→ **INPUT FOR THIS TASK**:
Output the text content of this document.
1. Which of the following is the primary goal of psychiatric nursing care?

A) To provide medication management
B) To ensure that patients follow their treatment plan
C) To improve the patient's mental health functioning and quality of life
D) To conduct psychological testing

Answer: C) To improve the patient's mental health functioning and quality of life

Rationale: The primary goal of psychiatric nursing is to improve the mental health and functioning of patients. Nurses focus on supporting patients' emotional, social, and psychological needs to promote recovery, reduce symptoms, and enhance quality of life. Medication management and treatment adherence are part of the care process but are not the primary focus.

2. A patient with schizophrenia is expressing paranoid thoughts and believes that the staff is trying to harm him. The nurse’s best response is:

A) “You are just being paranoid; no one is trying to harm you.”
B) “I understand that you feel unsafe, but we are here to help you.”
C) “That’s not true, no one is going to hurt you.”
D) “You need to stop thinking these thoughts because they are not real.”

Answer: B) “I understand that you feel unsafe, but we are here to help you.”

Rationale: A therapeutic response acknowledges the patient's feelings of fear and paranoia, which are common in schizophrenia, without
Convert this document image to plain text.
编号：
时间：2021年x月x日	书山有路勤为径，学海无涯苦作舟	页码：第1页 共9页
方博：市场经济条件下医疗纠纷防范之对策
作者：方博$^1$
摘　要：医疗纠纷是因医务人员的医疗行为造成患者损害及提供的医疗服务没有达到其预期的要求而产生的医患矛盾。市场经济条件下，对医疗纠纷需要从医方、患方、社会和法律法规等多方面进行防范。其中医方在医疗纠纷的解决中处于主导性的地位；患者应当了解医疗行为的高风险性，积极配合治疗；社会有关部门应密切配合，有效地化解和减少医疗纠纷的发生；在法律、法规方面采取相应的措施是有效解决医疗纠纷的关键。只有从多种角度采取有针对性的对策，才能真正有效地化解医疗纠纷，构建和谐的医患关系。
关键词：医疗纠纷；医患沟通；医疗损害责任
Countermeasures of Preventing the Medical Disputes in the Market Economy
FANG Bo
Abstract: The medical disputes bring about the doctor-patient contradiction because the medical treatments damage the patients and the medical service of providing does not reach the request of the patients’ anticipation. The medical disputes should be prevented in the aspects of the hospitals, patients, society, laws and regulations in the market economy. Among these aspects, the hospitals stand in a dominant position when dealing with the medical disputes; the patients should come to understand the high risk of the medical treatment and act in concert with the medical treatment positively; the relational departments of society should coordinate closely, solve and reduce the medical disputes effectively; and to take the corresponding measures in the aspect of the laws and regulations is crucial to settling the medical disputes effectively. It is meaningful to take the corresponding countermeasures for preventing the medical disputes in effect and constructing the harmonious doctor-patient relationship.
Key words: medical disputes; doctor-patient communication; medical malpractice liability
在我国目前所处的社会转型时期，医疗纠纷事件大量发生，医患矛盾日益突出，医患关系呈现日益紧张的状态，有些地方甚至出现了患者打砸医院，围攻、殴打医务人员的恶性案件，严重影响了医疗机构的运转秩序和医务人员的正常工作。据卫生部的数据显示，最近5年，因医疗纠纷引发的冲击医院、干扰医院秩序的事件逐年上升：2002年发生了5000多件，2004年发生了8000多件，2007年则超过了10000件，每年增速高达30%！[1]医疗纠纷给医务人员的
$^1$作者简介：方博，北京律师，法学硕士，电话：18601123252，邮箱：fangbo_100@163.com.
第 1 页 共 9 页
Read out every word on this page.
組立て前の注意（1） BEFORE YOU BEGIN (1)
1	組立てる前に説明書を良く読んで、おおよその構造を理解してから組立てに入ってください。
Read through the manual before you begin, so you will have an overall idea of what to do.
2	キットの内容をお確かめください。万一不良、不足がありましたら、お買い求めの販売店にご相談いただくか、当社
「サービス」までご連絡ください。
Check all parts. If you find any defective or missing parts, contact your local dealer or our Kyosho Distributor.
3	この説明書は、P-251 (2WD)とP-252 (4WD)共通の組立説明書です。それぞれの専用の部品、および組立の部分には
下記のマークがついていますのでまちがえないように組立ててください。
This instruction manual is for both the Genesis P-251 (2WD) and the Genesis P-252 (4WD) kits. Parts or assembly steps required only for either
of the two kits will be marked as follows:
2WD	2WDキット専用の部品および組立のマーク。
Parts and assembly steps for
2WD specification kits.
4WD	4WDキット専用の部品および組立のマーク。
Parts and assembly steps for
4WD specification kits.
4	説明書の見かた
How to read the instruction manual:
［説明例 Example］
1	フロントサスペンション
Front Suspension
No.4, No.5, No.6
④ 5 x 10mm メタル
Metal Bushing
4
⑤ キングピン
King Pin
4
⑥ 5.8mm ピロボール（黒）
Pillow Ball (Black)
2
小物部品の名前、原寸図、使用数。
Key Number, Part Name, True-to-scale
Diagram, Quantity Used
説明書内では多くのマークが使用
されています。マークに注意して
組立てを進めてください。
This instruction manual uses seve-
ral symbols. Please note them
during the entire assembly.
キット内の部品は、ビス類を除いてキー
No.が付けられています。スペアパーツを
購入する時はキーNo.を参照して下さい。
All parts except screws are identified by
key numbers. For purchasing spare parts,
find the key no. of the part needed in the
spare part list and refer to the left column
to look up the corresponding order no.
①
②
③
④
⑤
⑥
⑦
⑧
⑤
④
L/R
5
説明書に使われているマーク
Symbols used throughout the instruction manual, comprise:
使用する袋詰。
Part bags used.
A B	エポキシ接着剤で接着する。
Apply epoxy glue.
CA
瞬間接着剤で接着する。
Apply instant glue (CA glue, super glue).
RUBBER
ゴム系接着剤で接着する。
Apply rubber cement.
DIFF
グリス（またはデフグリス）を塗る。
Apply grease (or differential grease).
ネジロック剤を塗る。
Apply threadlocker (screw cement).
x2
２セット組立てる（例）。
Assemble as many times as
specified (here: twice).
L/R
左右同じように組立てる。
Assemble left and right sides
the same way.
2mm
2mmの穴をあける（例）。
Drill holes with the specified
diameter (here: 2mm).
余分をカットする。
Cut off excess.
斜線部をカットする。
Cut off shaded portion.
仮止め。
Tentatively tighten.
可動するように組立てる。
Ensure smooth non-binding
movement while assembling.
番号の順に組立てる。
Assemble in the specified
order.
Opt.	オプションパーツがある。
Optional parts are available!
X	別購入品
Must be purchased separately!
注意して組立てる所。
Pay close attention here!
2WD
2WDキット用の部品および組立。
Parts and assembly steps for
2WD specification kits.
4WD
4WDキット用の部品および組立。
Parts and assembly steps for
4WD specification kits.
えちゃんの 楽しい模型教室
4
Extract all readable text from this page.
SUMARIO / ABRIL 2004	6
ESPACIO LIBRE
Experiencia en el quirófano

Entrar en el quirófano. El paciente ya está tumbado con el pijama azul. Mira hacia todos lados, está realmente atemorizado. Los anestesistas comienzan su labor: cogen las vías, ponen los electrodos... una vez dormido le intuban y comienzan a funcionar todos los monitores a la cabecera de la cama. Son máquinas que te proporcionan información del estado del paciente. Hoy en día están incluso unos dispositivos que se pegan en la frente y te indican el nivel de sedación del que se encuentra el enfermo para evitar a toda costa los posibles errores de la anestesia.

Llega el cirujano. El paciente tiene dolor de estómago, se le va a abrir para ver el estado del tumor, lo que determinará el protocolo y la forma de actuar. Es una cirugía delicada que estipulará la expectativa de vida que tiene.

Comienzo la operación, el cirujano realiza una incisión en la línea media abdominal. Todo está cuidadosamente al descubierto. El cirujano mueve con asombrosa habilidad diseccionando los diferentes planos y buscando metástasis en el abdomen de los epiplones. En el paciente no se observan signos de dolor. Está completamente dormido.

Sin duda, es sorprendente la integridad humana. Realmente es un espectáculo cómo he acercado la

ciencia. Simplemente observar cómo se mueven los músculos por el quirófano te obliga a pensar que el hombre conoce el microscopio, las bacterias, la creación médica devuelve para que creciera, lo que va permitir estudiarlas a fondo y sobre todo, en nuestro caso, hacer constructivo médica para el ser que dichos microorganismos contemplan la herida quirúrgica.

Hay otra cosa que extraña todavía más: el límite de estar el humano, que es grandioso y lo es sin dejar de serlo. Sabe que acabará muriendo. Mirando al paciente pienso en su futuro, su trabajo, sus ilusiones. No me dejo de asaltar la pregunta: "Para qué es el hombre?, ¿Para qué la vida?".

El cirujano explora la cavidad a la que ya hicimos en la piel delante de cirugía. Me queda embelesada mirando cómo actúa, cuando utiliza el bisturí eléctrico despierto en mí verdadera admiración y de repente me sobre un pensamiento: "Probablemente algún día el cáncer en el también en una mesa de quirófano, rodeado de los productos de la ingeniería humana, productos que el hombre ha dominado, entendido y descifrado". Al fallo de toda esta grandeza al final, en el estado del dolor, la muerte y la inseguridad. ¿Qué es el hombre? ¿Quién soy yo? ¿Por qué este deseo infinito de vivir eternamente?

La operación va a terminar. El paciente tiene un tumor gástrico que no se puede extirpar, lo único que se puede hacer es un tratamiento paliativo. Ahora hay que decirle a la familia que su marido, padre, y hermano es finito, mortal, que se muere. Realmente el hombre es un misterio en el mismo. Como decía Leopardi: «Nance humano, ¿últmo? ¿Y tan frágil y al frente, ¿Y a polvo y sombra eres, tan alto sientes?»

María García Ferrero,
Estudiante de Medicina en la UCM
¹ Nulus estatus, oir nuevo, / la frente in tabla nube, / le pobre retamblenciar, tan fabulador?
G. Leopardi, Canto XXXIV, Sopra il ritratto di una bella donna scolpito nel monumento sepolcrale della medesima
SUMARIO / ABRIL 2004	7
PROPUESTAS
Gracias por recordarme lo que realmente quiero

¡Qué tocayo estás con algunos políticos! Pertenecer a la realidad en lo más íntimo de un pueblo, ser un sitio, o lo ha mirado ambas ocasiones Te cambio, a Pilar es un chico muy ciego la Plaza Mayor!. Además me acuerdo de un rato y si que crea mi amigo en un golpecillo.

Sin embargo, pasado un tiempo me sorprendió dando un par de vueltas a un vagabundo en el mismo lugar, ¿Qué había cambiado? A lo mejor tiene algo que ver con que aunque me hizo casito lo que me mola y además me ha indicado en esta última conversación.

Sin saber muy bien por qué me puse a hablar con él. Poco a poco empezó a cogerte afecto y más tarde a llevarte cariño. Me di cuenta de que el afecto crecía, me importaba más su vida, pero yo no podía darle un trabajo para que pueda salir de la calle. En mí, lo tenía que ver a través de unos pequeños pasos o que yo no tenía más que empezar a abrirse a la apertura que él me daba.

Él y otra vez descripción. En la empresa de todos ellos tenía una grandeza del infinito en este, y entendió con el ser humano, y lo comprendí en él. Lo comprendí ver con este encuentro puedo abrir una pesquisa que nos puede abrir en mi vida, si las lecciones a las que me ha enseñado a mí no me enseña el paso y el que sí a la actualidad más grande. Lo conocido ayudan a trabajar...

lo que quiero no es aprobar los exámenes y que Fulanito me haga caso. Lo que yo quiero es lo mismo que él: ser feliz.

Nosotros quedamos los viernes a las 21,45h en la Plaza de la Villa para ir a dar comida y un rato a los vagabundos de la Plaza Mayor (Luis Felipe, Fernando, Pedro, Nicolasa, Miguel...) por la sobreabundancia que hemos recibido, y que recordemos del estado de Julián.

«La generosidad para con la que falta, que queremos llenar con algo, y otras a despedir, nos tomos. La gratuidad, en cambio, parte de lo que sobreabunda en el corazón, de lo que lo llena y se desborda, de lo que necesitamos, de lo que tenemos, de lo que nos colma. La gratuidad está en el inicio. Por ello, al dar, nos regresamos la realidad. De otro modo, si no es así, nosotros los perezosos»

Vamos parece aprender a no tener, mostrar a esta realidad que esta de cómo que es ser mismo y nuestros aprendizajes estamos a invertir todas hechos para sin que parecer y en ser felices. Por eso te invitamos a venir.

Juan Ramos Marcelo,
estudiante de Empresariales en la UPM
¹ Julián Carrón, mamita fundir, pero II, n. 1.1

→ **WHAT YOU WILL DO**: Lines that contain the word "order": how many are there in the data? Give the number and nothing else.

→ **SOLUTION FOR THIS EXERCISE**: 2